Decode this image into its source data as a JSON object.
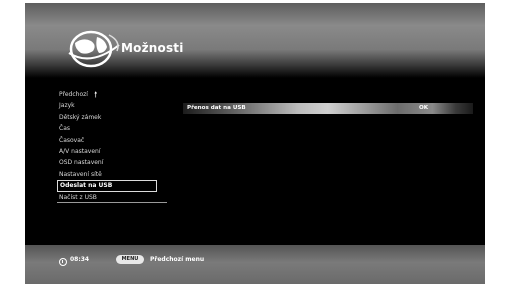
{
  "header": {
    "title": "Možnosti",
    "logo_icon": "globe-logo-icon"
  },
  "menu": {
    "items": [
      {
        "label": "Předchozí",
        "icon": "up-arrow-icon",
        "glyph": "🠕"
      },
      {
        "label": "Jazyk"
      },
      {
        "label": "Dětský zámek"
      },
      {
        "label": "Čas"
      },
      {
        "label": "Časovač"
      },
      {
        "label": "A/V nastavení"
      },
      {
        "label": "OSD nastavení"
      },
      {
        "label": "Nastavení sítě"
      },
      {
        "label": "Odeslat na USB",
        "selected": true
      },
      {
        "label": "Načíst z USB"
      }
    ]
  },
  "option": {
    "label": "Přenos dat na USB",
    "value": "OK"
  },
  "footer": {
    "time": "08:34",
    "menu_key": "MENU",
    "hint": "Předchozí menu",
    "clock_icon": "clock-icon"
  },
  "colors": {
    "background": "#000000",
    "text": "#ffffff",
    "selection_border": "#dcdcdc"
  }
}
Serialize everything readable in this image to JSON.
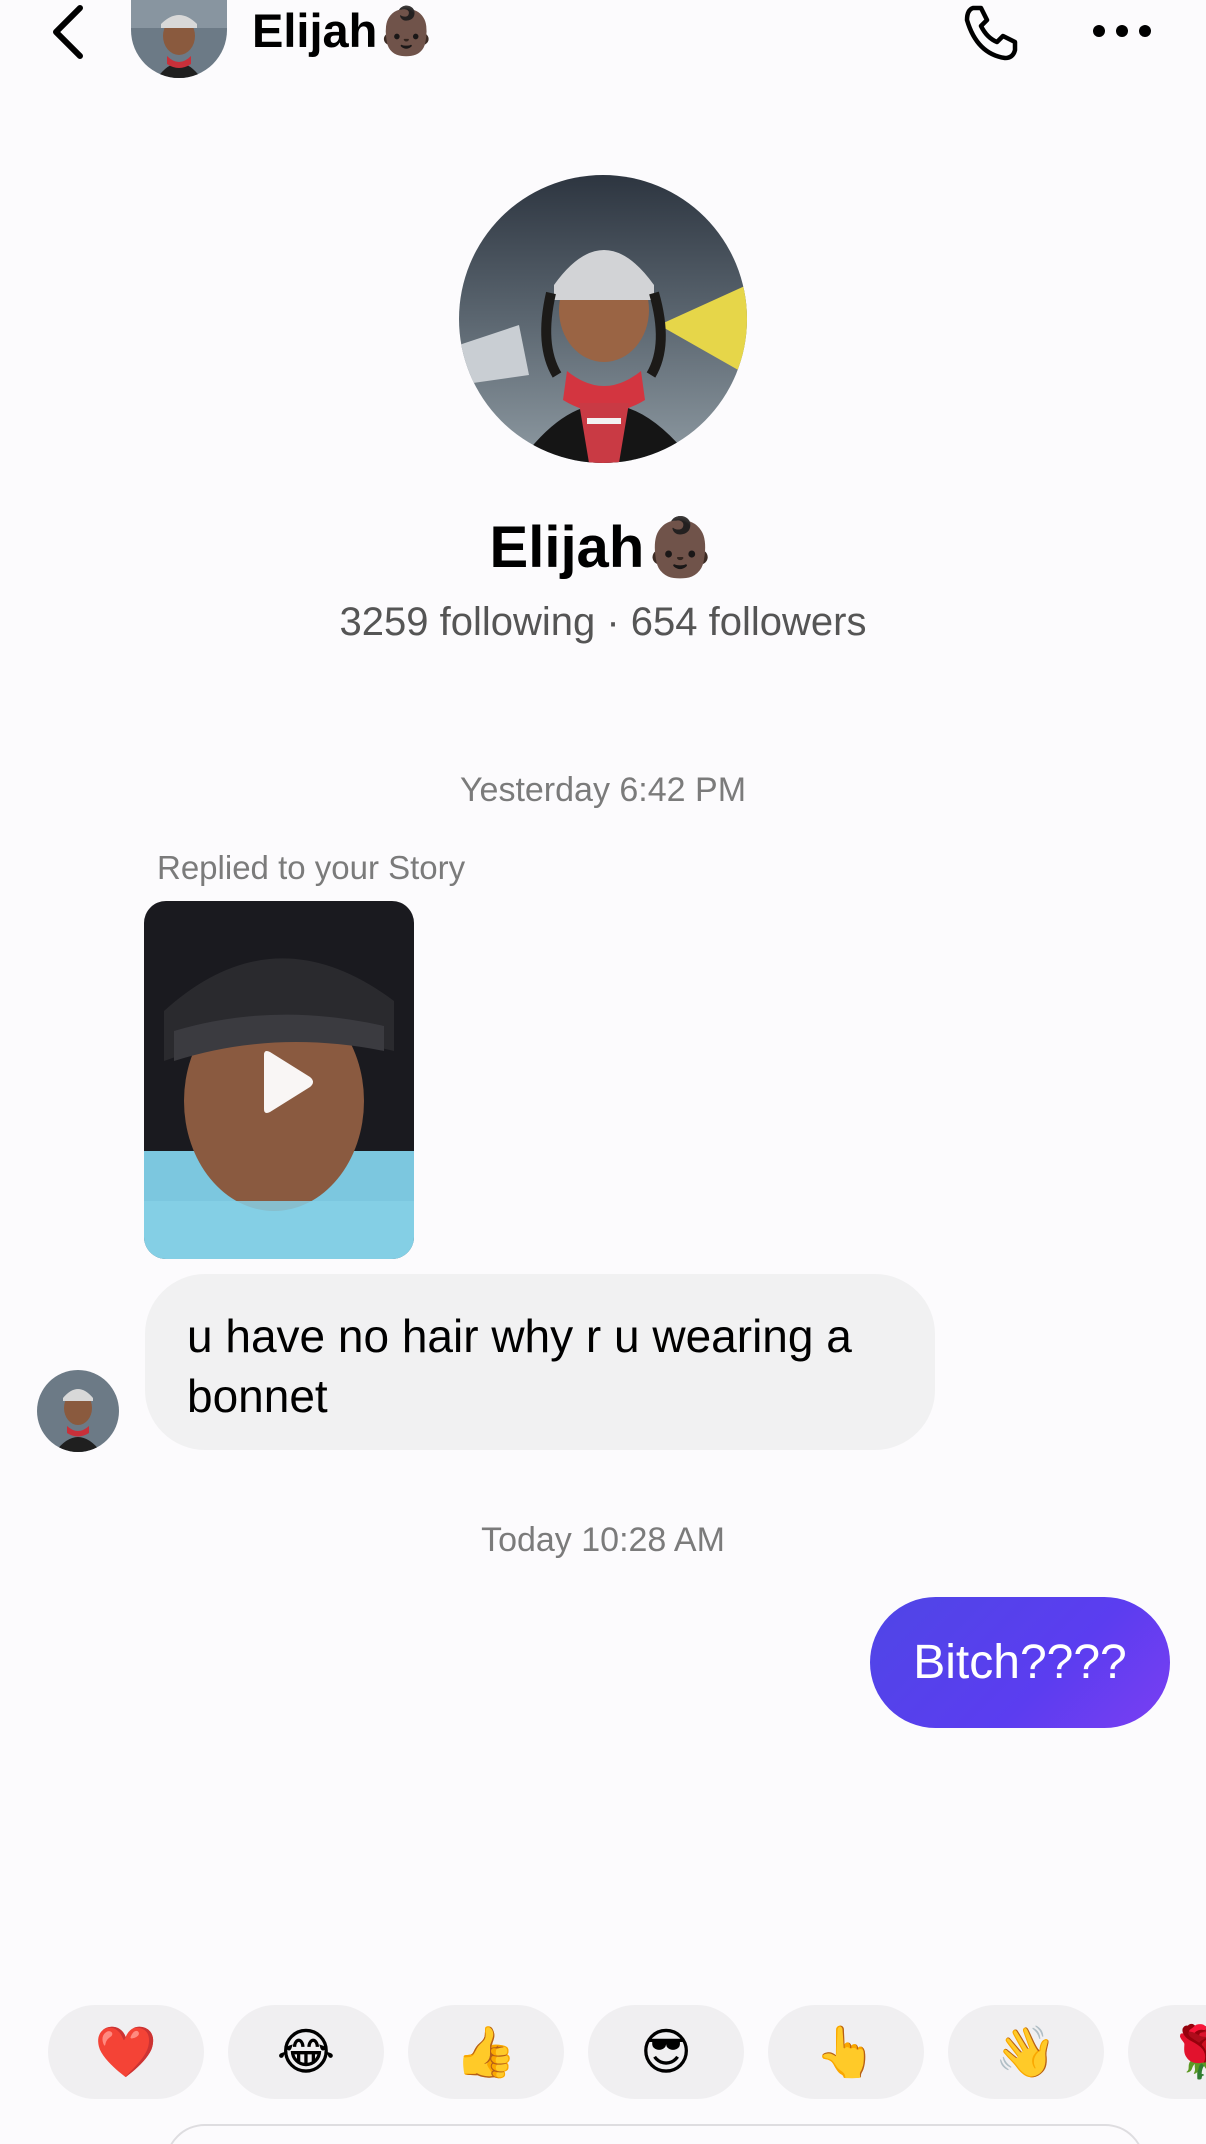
{
  "header": {
    "name": "Elijah👶🏿",
    "back_icon": "chevron-left-icon",
    "call_icon": "phone-icon",
    "more_icon": "more-horizontal-icon"
  },
  "profile": {
    "name": "Elijah👶🏿",
    "stats": "3259 following · 654 followers"
  },
  "thread": {
    "timestamp_1": "Yesterday 6:42 PM",
    "reply_label": "Replied to your Story",
    "incoming_message": "u have no hair why r u wearing a bonnet",
    "timestamp_2": "Today 10:28 AM",
    "outgoing_message": "Bitch????"
  },
  "reactions": [
    "❤️",
    "😂",
    "👍",
    "😎",
    "👆",
    "👋",
    "🌹"
  ],
  "colors": {
    "outgoing_bubble": "#5548ec",
    "incoming_bubble": "#f1f1f2",
    "reaction_pill": "#f0eff1"
  }
}
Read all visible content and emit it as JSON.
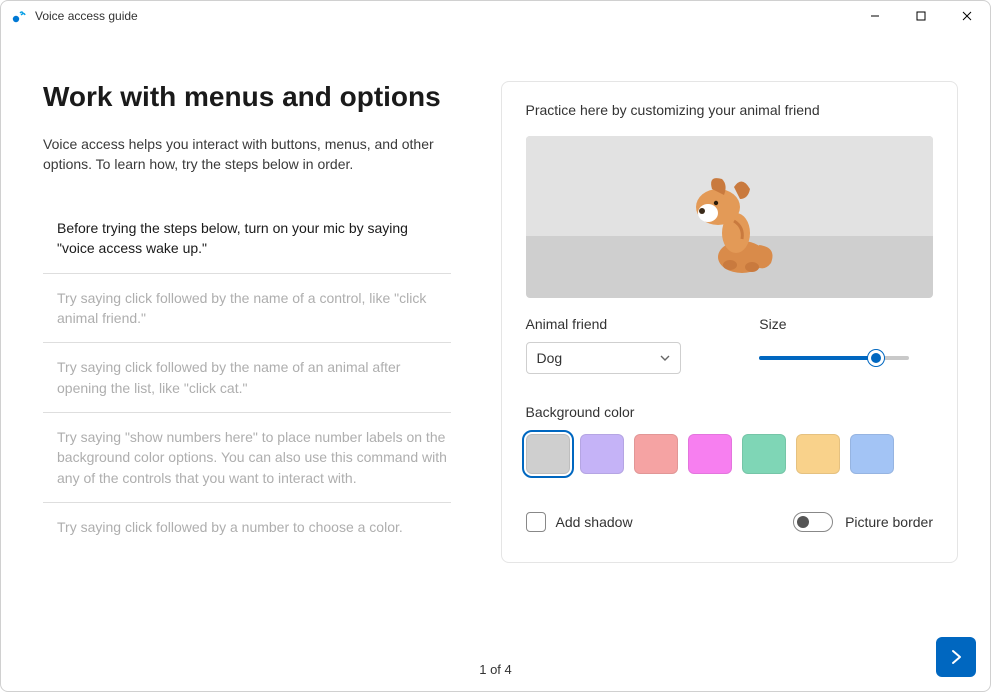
{
  "window": {
    "title": "Voice access guide"
  },
  "left": {
    "heading": "Work with menus and options",
    "intro": "Voice access helps you interact with buttons, menus, and other options. To learn how, try the steps below in order.",
    "steps": [
      "Before trying the steps below, turn on your mic by saying \"voice access wake up.\"",
      "Try saying click followed by the name of a control, like \"click animal friend.\"",
      "Try saying click followed by the name of an animal after opening the list, like \"click cat.\"",
      "Try saying \"show numbers here\" to place number labels on the background color options. You can also use this command with any of the controls that you want to interact with.",
      "Try saying click followed by a number to choose a color."
    ]
  },
  "right": {
    "practice_label": "Practice here by customizing your animal friend",
    "animal_label": "Animal friend",
    "animal_value": "Dog",
    "size_label": "Size",
    "bgcolor_label": "Background color",
    "colors": [
      "#cfcfcf",
      "#c5b3f7",
      "#f5a3a3",
      "#f77ff0",
      "#7fd6b6",
      "#f9d28b",
      "#a3c4f5"
    ],
    "selected_color_index": 0,
    "add_shadow_label": "Add shadow",
    "picture_border_label": "Picture border"
  },
  "footer": {
    "page_indicator": "1 of 4"
  }
}
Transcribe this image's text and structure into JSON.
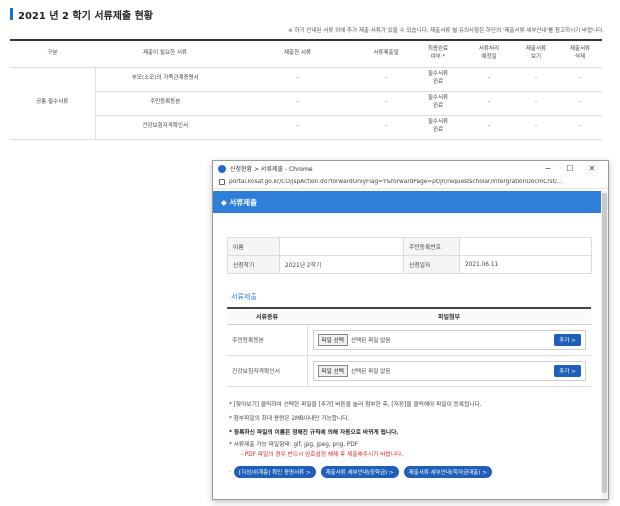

____

◆ Short problem: Take the listing above and restate it word for word, without its pictures.

◆ Written solution:
Decode this image into its source data as a JSON object.
{
  "header": {
    "title": "Možnosti",
    "logo_icon": "globe-logo-icon"
  },
  "menu": {
    "items": [
      {
        "label": "Předchozí",
        "icon": "up-arrow-icon",
        "glyph": "🠕"
      },
      {
        "label": "Jazyk"
      },
      {
        "label": "Dětský zámek"
      },
      {
        "label": "Čas"
      },
      {
        "label": "Časovač"
      },
      {
        "label": "A/V nastavení"
      },
      {
        "label": "OSD nastavení"
      },
      {
        "label": "Nastavení sítě"
      },
      {
        "label": "Odeslat na USB",
        "selected": true
      },
      {
        "label": "Načíst z USB"
      }
    ]
  },
  "option": {
    "label": "Přenos dat na USB",
    "value": "OK"
  },
  "footer": {
    "time": "08:34",
    "menu_key": "MENU",
    "hint": "Předchozí menu",
    "clock_icon": "clock-icon"
  },
  "colors": {
    "background": "#000000",
    "text": "#ffffff",
    "selection_border": "#dcdcdc"
  }
}
Serialize everything readable in this image to JSON.
{
  "header": {
    "name": "Elijah👶🏿",
    "back_icon": "chevron-left-icon",
    "call_icon": "phone-icon",
    "more_icon": "more-horizontal-icon"
  },
  "profile": {
    "name": "Elijah👶🏿",
    "stats": "3259 following · 654 followers"
  },
  "thread": {
    "timestamp_1": "Yesterday 6:42 PM",
    "reply_label": "Replied to your Story",
    "incoming_message": "u have no hair why r u wearing a bonnet",
    "timestamp_2": "Today 10:28 AM",
    "outgoing_message": "Bitch????"
  },
  "reactions": [
    "❤️",
    "😂",
    "👍",
    "😎",
    "👆",
    "👋",
    "🌹"
  ],
  "colors": {
    "outgoing_bubble": "#5548ec",
    "incoming_bubble": "#f1f1f2",
    "reaction_pill": "#f0eff1"
  }
}
Read all visible content and emit it as JSON.
{
  "window": {
    "title": "Voice access guide"
  },
  "left": {
    "heading": "Work with menus and options",
    "intro": "Voice access helps you interact with buttons, menus, and other options. To learn how, try the steps below in order.",
    "steps": [
      "Before trying the steps below, turn on your mic by saying \"voice access wake up.\"",
      "Try saying click followed by the name of a control, like \"click animal friend.\"",
      "Try saying click followed by the name of an animal after opening the list, like \"click cat.\"",
      "Try saying \"show numbers here\" to place number labels on the background color options. You can also use this command with any of the controls that you want to interact with.",
      "Try saying click followed by a number to choose a color."
    ]
  },
  "right": {
    "practice_label": "Practice here by customizing your animal friend",
    "animal_label": "Animal friend",
    "animal_value": "Dog",
    "size_label": "Size",
    "bgcolor_label": "Background color",
    "colors": [
      "#cfcfcf",
      "#c5b3f7",
      "#f5a3a3",
      "#f77ff0",
      "#7fd6b6",
      "#f9d28b",
      "#a3c4f5"
    ],
    "selected_color_index": 0,
    "add_shadow_label": "Add shadow",
    "picture_border_label": "Picture border"
  },
  "footer": {
    "page_indicator": "1 of 4"
  }
}
Transcribe this image's text and structure into JSON.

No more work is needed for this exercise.